(Goal): Which lines contain the word "wykonawców"? Return each of them as written.

Excerpt from a dataset
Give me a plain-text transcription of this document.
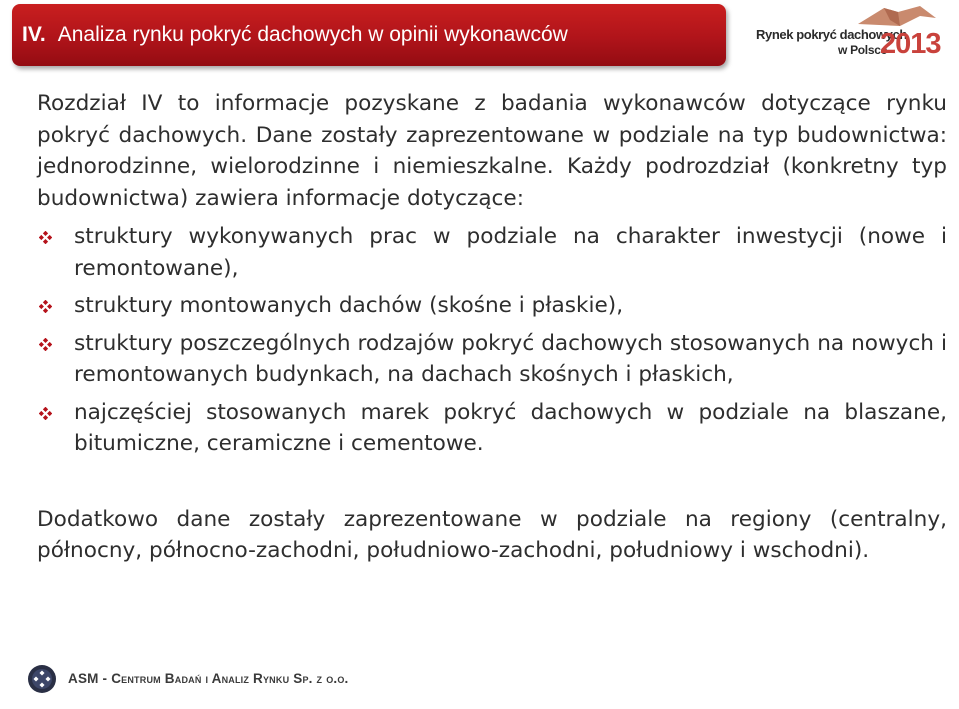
IV. Analiza rynku pokryć dachowych w opinii wykonawców	Rynek pokryć dachowych
w Polsce
2013

Rozdział IV to informacje pozyskane z badania wykonawców dotyczące rynku pokryć dachowych. Dane zostały zaprezentowane w podziale na typ budownictwa: jednorodzinne, wielorodzinne i niemieszkalne. Każdy podrozdział (konkretny typ budownictwa) zawiera informacje dotyczące:

struktury wykonywanych prac w podziale na charakter inwestycji (nowe i remontowane),
struktury montowanych dachów (skośne i płaskie),
struktury poszczególnych rodzajów pokryć dachowych stosowanych na nowych i remontowanych budynkach, na dachach skośnych i płaskich,
najczęściej stosowanych marek pokryć dachowych w podziale na blaszane, bitumiczne, ceramiczne i cementowe.

Dodatkowo dane zostały zaprezentowane w podziale na regiony (centralny, północny, północno-zachodni, południowo-zachodni, południowy i wschodni).

ASM - Centrum Badań i Analiz Rynku Sp. z o.o.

(Correct result):
IV. Analiza rynku pokryć dachowych w opinii wykonawców	Rynek pokryć dachowych
Rozdział IV to informacje pozyskane z badania wykonawców dotyczące rynku pokryć dachowych. Dane zostały zaprezentowane w podziale na typ budownictwa: jednorodzinne, wielorodzinne i niemieszkalne. Każdy podrozdział (konkretny typ budownictwa) zawiera informacje dotyczące:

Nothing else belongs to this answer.